◆ **DESCRIPTION OF THE TASK**: Gather each line of the records where "靶向调控" appears.

────────

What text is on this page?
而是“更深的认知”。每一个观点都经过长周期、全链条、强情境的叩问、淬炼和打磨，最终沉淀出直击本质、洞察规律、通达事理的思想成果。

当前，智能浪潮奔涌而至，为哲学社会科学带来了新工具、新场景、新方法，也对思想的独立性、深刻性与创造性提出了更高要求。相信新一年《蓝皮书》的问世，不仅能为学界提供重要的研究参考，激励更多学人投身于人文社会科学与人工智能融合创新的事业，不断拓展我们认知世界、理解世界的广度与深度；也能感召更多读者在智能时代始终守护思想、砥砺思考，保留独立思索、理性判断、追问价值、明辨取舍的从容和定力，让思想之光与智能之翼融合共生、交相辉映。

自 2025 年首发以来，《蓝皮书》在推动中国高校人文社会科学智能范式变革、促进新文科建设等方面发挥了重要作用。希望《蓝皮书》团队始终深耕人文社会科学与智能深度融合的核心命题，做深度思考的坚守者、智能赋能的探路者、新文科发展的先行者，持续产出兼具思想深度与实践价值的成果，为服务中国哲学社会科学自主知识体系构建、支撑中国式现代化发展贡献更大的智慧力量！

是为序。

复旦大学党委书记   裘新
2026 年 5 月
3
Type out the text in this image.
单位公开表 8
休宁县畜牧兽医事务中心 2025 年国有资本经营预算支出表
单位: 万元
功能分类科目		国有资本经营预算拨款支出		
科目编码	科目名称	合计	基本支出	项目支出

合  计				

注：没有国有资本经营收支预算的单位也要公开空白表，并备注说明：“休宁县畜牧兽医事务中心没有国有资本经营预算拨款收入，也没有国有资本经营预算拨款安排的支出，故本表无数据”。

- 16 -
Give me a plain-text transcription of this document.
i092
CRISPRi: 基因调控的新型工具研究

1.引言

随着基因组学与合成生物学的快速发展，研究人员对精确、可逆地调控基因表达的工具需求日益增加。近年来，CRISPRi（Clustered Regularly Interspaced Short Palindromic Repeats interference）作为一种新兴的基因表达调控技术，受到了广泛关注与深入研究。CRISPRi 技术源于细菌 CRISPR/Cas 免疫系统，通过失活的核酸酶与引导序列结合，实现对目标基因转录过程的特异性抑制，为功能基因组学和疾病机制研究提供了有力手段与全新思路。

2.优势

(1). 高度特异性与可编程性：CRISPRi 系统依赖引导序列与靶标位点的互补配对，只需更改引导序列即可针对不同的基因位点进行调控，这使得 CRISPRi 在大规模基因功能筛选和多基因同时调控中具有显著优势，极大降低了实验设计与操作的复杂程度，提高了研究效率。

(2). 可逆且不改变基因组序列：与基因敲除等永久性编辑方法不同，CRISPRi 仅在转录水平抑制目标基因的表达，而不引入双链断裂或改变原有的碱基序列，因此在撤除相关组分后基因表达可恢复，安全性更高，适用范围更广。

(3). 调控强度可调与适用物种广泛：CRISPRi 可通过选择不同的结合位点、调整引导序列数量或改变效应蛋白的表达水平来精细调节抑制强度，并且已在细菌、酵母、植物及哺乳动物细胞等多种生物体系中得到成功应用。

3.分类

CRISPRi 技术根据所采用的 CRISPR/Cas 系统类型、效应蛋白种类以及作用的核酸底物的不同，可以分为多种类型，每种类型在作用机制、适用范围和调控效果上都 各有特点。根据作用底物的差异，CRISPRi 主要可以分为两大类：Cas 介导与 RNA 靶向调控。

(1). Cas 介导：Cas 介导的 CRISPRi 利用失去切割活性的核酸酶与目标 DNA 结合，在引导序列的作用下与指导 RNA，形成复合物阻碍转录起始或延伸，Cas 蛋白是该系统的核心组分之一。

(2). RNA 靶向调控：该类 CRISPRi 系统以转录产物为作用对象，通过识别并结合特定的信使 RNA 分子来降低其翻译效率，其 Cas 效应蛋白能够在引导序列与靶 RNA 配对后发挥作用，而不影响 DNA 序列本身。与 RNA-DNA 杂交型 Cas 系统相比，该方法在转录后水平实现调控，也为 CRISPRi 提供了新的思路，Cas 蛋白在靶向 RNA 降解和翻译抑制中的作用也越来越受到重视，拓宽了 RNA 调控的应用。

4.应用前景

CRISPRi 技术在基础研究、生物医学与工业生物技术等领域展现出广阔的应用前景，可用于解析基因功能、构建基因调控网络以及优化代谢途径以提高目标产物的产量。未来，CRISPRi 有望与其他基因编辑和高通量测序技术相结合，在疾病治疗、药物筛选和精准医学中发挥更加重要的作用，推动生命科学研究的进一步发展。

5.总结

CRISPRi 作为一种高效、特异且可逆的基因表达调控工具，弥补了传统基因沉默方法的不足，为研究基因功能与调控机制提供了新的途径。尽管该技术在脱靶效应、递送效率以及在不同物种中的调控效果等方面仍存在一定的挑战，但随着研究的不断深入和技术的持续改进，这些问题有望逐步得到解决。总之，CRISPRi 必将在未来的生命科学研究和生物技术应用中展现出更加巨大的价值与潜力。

────────

◆ **FINAL ANSWER**:
CRISPRi 技术根据所采用的 CRISPR/Cas 系统类型、效应蛋白种类以及作用的核酸底物的不同，可以分为多种类型，每种类型在作用机制、适用范围和调控效果上都 各有特点。根据作用底物的差异，CRISPRi 主要可以分为两大类：Cas 介导与 RNA 靶向调控。
(2). RNA 靶向调控：该类 CRISPRi 系统以转录产物为作用对象，通过识别并结合特定的信使 RNA 分子来降低其翻译效率，其 Cas 效应蛋白能够在引导序列与靶 RNA 配对后发挥作用，而不影响 DNA 序列本身。与 RNA-DNA 杂交型 Cas 系统相比，该方法在转录后水平实现调控，也为 CRISPRi 提供了新的思路，Cas 蛋白在靶向 RNA 降解和翻译抑制中的作用也越来越受到重视，拓宽了 RNA 调控的应用。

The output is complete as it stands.